● Task statement:
What follows is a listing; give it again exactly, in its entirety.
>>>>
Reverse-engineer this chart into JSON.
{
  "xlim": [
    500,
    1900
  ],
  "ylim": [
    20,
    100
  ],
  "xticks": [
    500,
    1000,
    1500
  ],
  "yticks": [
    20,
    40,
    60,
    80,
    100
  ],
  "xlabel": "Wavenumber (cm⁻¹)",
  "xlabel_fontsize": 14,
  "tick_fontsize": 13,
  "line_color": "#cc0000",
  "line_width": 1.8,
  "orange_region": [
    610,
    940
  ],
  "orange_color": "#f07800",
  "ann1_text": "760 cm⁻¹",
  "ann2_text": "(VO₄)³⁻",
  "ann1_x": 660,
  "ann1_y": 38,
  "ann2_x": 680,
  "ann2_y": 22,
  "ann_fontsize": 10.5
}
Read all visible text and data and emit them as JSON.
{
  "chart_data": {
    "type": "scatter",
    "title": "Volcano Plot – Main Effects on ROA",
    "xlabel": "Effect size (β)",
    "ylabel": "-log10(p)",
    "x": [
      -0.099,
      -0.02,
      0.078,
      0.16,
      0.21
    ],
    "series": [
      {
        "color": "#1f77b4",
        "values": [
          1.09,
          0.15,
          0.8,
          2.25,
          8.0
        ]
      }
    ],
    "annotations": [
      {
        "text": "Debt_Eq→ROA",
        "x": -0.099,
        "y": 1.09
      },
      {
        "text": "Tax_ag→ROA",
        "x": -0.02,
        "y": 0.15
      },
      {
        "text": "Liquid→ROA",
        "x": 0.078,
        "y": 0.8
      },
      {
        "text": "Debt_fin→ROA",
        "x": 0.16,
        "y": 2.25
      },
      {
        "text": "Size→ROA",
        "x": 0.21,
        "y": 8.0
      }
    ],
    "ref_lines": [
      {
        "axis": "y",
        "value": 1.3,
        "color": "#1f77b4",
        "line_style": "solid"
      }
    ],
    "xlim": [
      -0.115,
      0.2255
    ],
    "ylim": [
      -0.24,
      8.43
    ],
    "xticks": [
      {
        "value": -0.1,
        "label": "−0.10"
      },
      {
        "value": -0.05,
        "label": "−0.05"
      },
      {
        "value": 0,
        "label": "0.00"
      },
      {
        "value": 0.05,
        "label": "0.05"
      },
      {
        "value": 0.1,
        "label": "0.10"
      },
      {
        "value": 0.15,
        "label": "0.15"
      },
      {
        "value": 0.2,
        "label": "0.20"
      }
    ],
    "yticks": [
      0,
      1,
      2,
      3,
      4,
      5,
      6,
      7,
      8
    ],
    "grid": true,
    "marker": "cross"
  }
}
<<<<
● Solution to this task:
Reverse-engineer this chart into JSON.
{
  "xlim": [
    500,
    1900
  ],
  "ylim": [
    20,
    100
  ],
  "xticks": [
    500,
    1000,
    1500
  ],
  "yticks": [
    20,
    40,
    60,
    80,
    100
  ],
  "xlabel": "Wavenumber (cm⁻¹)",
  "xlabel_fontsize": 14,
  "tick_fontsize": 13,
  "line_color": "#cc0000",
  "line_width": 1.8,
  "orange_region": [
    610,
    940
  ],
  "orange_color": "#f07800",
  "ann1_text": "760 cm⁻¹",
  "ann2_text": "(VO₄)³⁻",
  "ann1_x": 660,
  "ann1_y": 38,
  "ann2_x": 680,
  "ann2_y": 22,
  "ann_fontsize": 10.5
}
Read all visible text and data and emit them as JSON.
{
  "chart_data": {
    "type": "scatter",
    "title": "Volcano Plot – Main Effects on ROA",
    "xlabel": "Effect size (β)",
    "ylabel": "-log10(p)",
    "x": [
      -0.099,
      -0.02,
      0.078,
      0.16,
      0.21
    ],
    "series": [
      {
        "color": "#1f77b4",
        "values": [
          1.09,
          0.15,
          0.8,
          2.25,
          8.0
        ]
      }
    ],
    "annotations": [
      {
        "text": "Debt_Eq→ROA",
        "x": -0.099,
        "y": 1.09
      },
      {
        "text": "Tax_ag→ROA",
        "x": -0.02,
        "y": 0.15
      },
      {
        "text": "Liquid→ROA",
        "x": 0.078,
        "y": 0.8
      },
      {
        "text": "Debt_fin→ROA",
        "x": 0.16,
        "y": 2.25
      },
      {
        "text": "Size→ROA",
        "x": 0.21,
        "y": 8.0
      }
    ],
    "ref_lines": [
      {
        "axis": "y",
        "value": 1.3,
        "color": "#1f77b4",
        "line_style": "solid"
      }
    ],
    "xlim": [
      -0.115,
      0.2255
    ],
    "ylim": [
      -0.24,
      8.43
    ],
    "xticks": [
      {
        "value": -0.1,
        "label": "−0.10"
      },
      {
        "value": -0.05,
        "label": "−0.05"
      },
      {
        "value": 0,
        "label": "0.00"
      },
      {
        "value": 0.05,
        "label": "0.05"
      },
      {
        "value": 0.1,
        "label": "0.10"
      },
      {
        "value": 0.15,
        "label": "0.15"
      },
      {
        "value": 0.2,
        "label": "0.20"
      }
    ],
    "yticks": [
      0,
      1,
      2,
      3,
      4,
      5,
      6,
      7,
      8
    ],
    "grid": true,
    "marker": "cross"
  }
}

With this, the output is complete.